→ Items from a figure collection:

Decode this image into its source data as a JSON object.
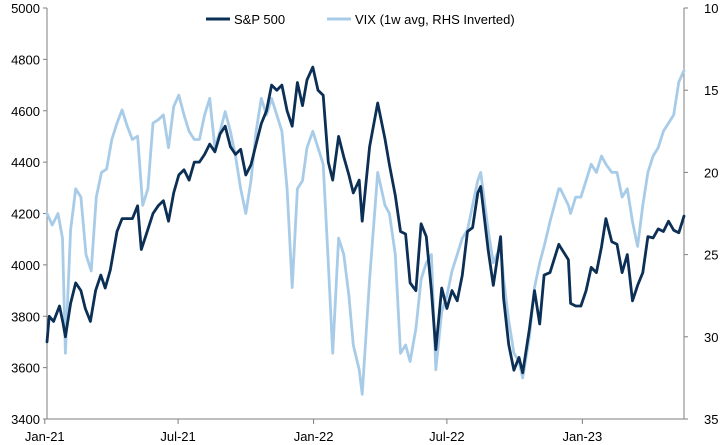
{
  "chart_data": {
    "type": "line",
    "legend": {
      "placement": "top-center"
    },
    "grid": false,
    "x_axis": {
      "type": "date",
      "range": [
        "2021-01-04",
        "2023-05-19"
      ],
      "ticks": [
        {
          "label": "Jan-21",
          "date": "2021-01-01"
        },
        {
          "label": "Jul-21",
          "date": "2021-07-01"
        },
        {
          "label": "Jan-22",
          "date": "2022-01-01"
        },
        {
          "label": "Jul-22",
          "date": "2022-07-01"
        },
        {
          "label": "Jan-23",
          "date": "2023-01-01"
        }
      ]
    },
    "y_left": {
      "range": [
        3400,
        5000
      ],
      "ticks": [
        3400,
        3600,
        3800,
        4000,
        4200,
        4400,
        4600,
        4800,
        5000
      ]
    },
    "y_right": {
      "range": [
        10,
        35
      ],
      "inverted": true,
      "ticks": [
        10,
        15,
        20,
        25,
        30,
        35
      ]
    },
    "series": [
      {
        "name": "S&P 500",
        "axis": "left",
        "color": "#0b2f55",
        "points": [
          [
            "2021-01-04",
            3700
          ],
          [
            "2021-01-07",
            3800
          ],
          [
            "2021-01-13",
            3780
          ],
          [
            "2021-01-21",
            3840
          ],
          [
            "2021-01-26",
            3770
          ],
          [
            "2021-01-29",
            3720
          ],
          [
            "2021-02-05",
            3850
          ],
          [
            "2021-02-12",
            3930
          ],
          [
            "2021-02-19",
            3900
          ],
          [
            "2021-02-25",
            3830
          ],
          [
            "2021-03-04",
            3780
          ],
          [
            "2021-03-11",
            3900
          ],
          [
            "2021-03-18",
            3960
          ],
          [
            "2021-03-24",
            3910
          ],
          [
            "2021-03-31",
            3980
          ],
          [
            "2021-04-09",
            4130
          ],
          [
            "2021-04-16",
            4180
          ],
          [
            "2021-04-23",
            4180
          ],
          [
            "2021-04-30",
            4180
          ],
          [
            "2021-05-07",
            4230
          ],
          [
            "2021-05-12",
            4060
          ],
          [
            "2021-05-19",
            4120
          ],
          [
            "2021-05-28",
            4200
          ],
          [
            "2021-06-04",
            4230
          ],
          [
            "2021-06-11",
            4250
          ],
          [
            "2021-06-18",
            4170
          ],
          [
            "2021-06-25",
            4280
          ],
          [
            "2021-07-02",
            4350
          ],
          [
            "2021-07-09",
            4370
          ],
          [
            "2021-07-16",
            4330
          ],
          [
            "2021-07-23",
            4400
          ],
          [
            "2021-07-30",
            4400
          ],
          [
            "2021-08-06",
            4430
          ],
          [
            "2021-08-13",
            4470
          ],
          [
            "2021-08-20",
            4440
          ],
          [
            "2021-08-27",
            4510
          ],
          [
            "2021-09-03",
            4540
          ],
          [
            "2021-09-10",
            4460
          ],
          [
            "2021-09-17",
            4430
          ],
          [
            "2021-09-24",
            4450
          ],
          [
            "2021-10-01",
            4350
          ],
          [
            "2021-10-08",
            4390
          ],
          [
            "2021-10-15",
            4470
          ],
          [
            "2021-10-22",
            4550
          ],
          [
            "2021-10-29",
            4600
          ],
          [
            "2021-11-05",
            4700
          ],
          [
            "2021-11-12",
            4680
          ],
          [
            "2021-11-19",
            4700
          ],
          [
            "2021-11-26",
            4600
          ],
          [
            "2021-12-03",
            4540
          ],
          [
            "2021-12-10",
            4710
          ],
          [
            "2021-12-17",
            4620
          ],
          [
            "2021-12-23",
            4720
          ],
          [
            "2021-12-31",
            4770
          ],
          [
            "2022-01-07",
            4680
          ],
          [
            "2022-01-14",
            4660
          ],
          [
            "2022-01-21",
            4400
          ],
          [
            "2022-01-27",
            4330
          ],
          [
            "2022-02-04",
            4500
          ],
          [
            "2022-02-11",
            4420
          ],
          [
            "2022-02-18",
            4350
          ],
          [
            "2022-02-24",
            4280
          ],
          [
            "2022-03-04",
            4330
          ],
          [
            "2022-03-08",
            4170
          ],
          [
            "2022-03-18",
            4460
          ],
          [
            "2022-03-29",
            4630
          ],
          [
            "2022-04-08",
            4490
          ],
          [
            "2022-04-14",
            4390
          ],
          [
            "2022-04-22",
            4270
          ],
          [
            "2022-04-29",
            4130
          ],
          [
            "2022-05-06",
            4120
          ],
          [
            "2022-05-12",
            3930
          ],
          [
            "2022-05-20",
            3900
          ],
          [
            "2022-05-27",
            4160
          ],
          [
            "2022-06-03",
            4110
          ],
          [
            "2022-06-10",
            3900
          ],
          [
            "2022-06-16",
            3670
          ],
          [
            "2022-06-24",
            3910
          ],
          [
            "2022-07-01",
            3830
          ],
          [
            "2022-07-08",
            3900
          ],
          [
            "2022-07-15",
            3860
          ],
          [
            "2022-07-22",
            3960
          ],
          [
            "2022-07-29",
            4130
          ],
          [
            "2022-08-05",
            4145
          ],
          [
            "2022-08-12",
            4280
          ],
          [
            "2022-08-16",
            4305
          ],
          [
            "2022-08-26",
            4060
          ],
          [
            "2022-09-02",
            3920
          ],
          [
            "2022-09-12",
            4110
          ],
          [
            "2022-09-16",
            3870
          ],
          [
            "2022-09-23",
            3690
          ],
          [
            "2022-09-30",
            3590
          ],
          [
            "2022-10-07",
            3640
          ],
          [
            "2022-10-12",
            3580
          ],
          [
            "2022-10-21",
            3750
          ],
          [
            "2022-10-28",
            3900
          ],
          [
            "2022-11-04",
            3770
          ],
          [
            "2022-11-10",
            3960
          ],
          [
            "2022-11-18",
            3970
          ],
          [
            "2022-11-30",
            4080
          ],
          [
            "2022-12-02",
            4070
          ],
          [
            "2022-12-13",
            4020
          ],
          [
            "2022-12-16",
            3850
          ],
          [
            "2022-12-23",
            3840
          ],
          [
            "2022-12-30",
            3840
          ],
          [
            "2023-01-06",
            3900
          ],
          [
            "2023-01-13",
            3990
          ],
          [
            "2023-01-20",
            3970
          ],
          [
            "2023-01-27",
            4070
          ],
          [
            "2023-02-02",
            4180
          ],
          [
            "2023-02-10",
            4090
          ],
          [
            "2023-02-17",
            4080
          ],
          [
            "2023-02-24",
            3970
          ],
          [
            "2023-03-03",
            4040
          ],
          [
            "2023-03-10",
            3860
          ],
          [
            "2023-03-17",
            3920
          ],
          [
            "2023-03-24",
            3970
          ],
          [
            "2023-03-31",
            4110
          ],
          [
            "2023-04-07",
            4105
          ],
          [
            "2023-04-14",
            4140
          ],
          [
            "2023-04-21",
            4130
          ],
          [
            "2023-04-28",
            4170
          ],
          [
            "2023-05-05",
            4135
          ],
          [
            "2023-05-12",
            4125
          ],
          [
            "2023-05-19",
            4190
          ]
        ]
      },
      {
        "name": "VIX (1w avg, RHS Inverted)",
        "axis": "right",
        "color": "#a8cce8",
        "points": [
          [
            "2021-01-04",
            22.5
          ],
          [
            "2021-01-11",
            23.2
          ],
          [
            "2021-01-19",
            22.5
          ],
          [
            "2021-01-25",
            24.0
          ],
          [
            "2021-01-29",
            31.0
          ],
          [
            "2021-02-05",
            23.5
          ],
          [
            "2021-02-12",
            21.0
          ],
          [
            "2021-02-19",
            21.5
          ],
          [
            "2021-02-26",
            25.0
          ],
          [
            "2021-03-05",
            26.0
          ],
          [
            "2021-03-12",
            21.5
          ],
          [
            "2021-03-19",
            20.0
          ],
          [
            "2021-03-26",
            19.8
          ],
          [
            "2021-04-02",
            18.0
          ],
          [
            "2021-04-09",
            17.0
          ],
          [
            "2021-04-16",
            16.2
          ],
          [
            "2021-04-23",
            17.2
          ],
          [
            "2021-04-30",
            18.0
          ],
          [
            "2021-05-07",
            17.8
          ],
          [
            "2021-05-14",
            22.0
          ],
          [
            "2021-05-21",
            21.0
          ],
          [
            "2021-05-28",
            17.0
          ],
          [
            "2021-06-04",
            16.8
          ],
          [
            "2021-06-11",
            16.5
          ],
          [
            "2021-06-18",
            18.5
          ],
          [
            "2021-06-25",
            16.0
          ],
          [
            "2021-07-02",
            15.3
          ],
          [
            "2021-07-09",
            16.5
          ],
          [
            "2021-07-16",
            17.5
          ],
          [
            "2021-07-23",
            18.0
          ],
          [
            "2021-07-30",
            18.0
          ],
          [
            "2021-08-06",
            16.5
          ],
          [
            "2021-08-13",
            15.5
          ],
          [
            "2021-08-20",
            18.5
          ],
          [
            "2021-08-27",
            17.5
          ],
          [
            "2021-09-03",
            16.3
          ],
          [
            "2021-09-10",
            17.5
          ],
          [
            "2021-09-17",
            19.0
          ],
          [
            "2021-09-24",
            21.0
          ],
          [
            "2021-10-01",
            22.5
          ],
          [
            "2021-10-08",
            20.5
          ],
          [
            "2021-10-15",
            17.5
          ],
          [
            "2021-10-22",
            15.5
          ],
          [
            "2021-10-29",
            16.5
          ],
          [
            "2021-11-05",
            15.5
          ],
          [
            "2021-11-12",
            16.5
          ],
          [
            "2021-11-19",
            17.5
          ],
          [
            "2021-11-26",
            21.0
          ],
          [
            "2021-12-03",
            27.0
          ],
          [
            "2021-12-10",
            21.0
          ],
          [
            "2021-12-17",
            20.5
          ],
          [
            "2021-12-23",
            18.5
          ],
          [
            "2021-12-31",
            17.5
          ],
          [
            "2022-01-07",
            18.5
          ],
          [
            "2022-01-14",
            19.5
          ],
          [
            "2022-01-21",
            25.5
          ],
          [
            "2022-01-27",
            31.0
          ],
          [
            "2022-02-04",
            24.0
          ],
          [
            "2022-02-11",
            25.0
          ],
          [
            "2022-02-18",
            27.5
          ],
          [
            "2022-02-24",
            30.5
          ],
          [
            "2022-03-04",
            32.0
          ],
          [
            "2022-03-08",
            33.5
          ],
          [
            "2022-03-18",
            26.5
          ],
          [
            "2022-03-29",
            20.0
          ],
          [
            "2022-04-08",
            22.0
          ],
          [
            "2022-04-14",
            22.5
          ],
          [
            "2022-04-22",
            25.0
          ],
          [
            "2022-04-29",
            31.0
          ],
          [
            "2022-05-06",
            30.5
          ],
          [
            "2022-05-12",
            31.5
          ],
          [
            "2022-05-20",
            29.5
          ],
          [
            "2022-05-27",
            26.5
          ],
          [
            "2022-06-03",
            25.5
          ],
          [
            "2022-06-10",
            25.0
          ],
          [
            "2022-06-16",
            32.0
          ],
          [
            "2022-06-24",
            28.5
          ],
          [
            "2022-07-01",
            27.5
          ],
          [
            "2022-07-08",
            26.0
          ],
          [
            "2022-07-15",
            25.0
          ],
          [
            "2022-07-22",
            24.0
          ],
          [
            "2022-07-29",
            23.5
          ],
          [
            "2022-08-05",
            22.0
          ],
          [
            "2022-08-12",
            20.5
          ],
          [
            "2022-08-16",
            20.0
          ],
          [
            "2022-08-26",
            23.5
          ],
          [
            "2022-09-02",
            25.5
          ],
          [
            "2022-09-12",
            24.5
          ],
          [
            "2022-09-16",
            26.5
          ],
          [
            "2022-09-23",
            29.0
          ],
          [
            "2022-09-30",
            31.0
          ],
          [
            "2022-10-07",
            31.5
          ],
          [
            "2022-10-12",
            32.5
          ],
          [
            "2022-10-21",
            30.0
          ],
          [
            "2022-10-28",
            27.0
          ],
          [
            "2022-11-04",
            25.5
          ],
          [
            "2022-11-10",
            24.5
          ],
          [
            "2022-11-18",
            23.0
          ],
          [
            "2022-11-30",
            21.0
          ],
          [
            "2022-12-02",
            21.0
          ],
          [
            "2022-12-13",
            22.0
          ],
          [
            "2022-12-16",
            22.5
          ],
          [
            "2022-12-23",
            21.5
          ],
          [
            "2022-12-30",
            21.5
          ],
          [
            "2023-01-06",
            20.5
          ],
          [
            "2023-01-13",
            19.5
          ],
          [
            "2023-01-20",
            20.0
          ],
          [
            "2023-01-27",
            19.0
          ],
          [
            "2023-02-02",
            19.5
          ],
          [
            "2023-02-10",
            20.0
          ],
          [
            "2023-02-17",
            20.0
          ],
          [
            "2023-02-24",
            21.5
          ],
          [
            "2023-03-03",
            21.0
          ],
          [
            "2023-03-10",
            23.0
          ],
          [
            "2023-03-17",
            24.5
          ],
          [
            "2023-03-24",
            22.0
          ],
          [
            "2023-03-31",
            20.0
          ],
          [
            "2023-04-07",
            19.0
          ],
          [
            "2023-04-14",
            18.5
          ],
          [
            "2023-04-21",
            17.5
          ],
          [
            "2023-04-28",
            17.0
          ],
          [
            "2023-05-05",
            16.5
          ],
          [
            "2023-05-12",
            14.5
          ],
          [
            "2023-05-19",
            13.8
          ]
        ]
      }
    ]
  }
}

→ WRITTEN PROBLEM: Using the entries above, find all lines with "label". Copy them.

→ CORRECT RESULT:
          "label": "Jan-21",
          "label": "Jul-21",
          "label": "Jan-22",
          "label": "Jul-22",
          "label": "Jan-23",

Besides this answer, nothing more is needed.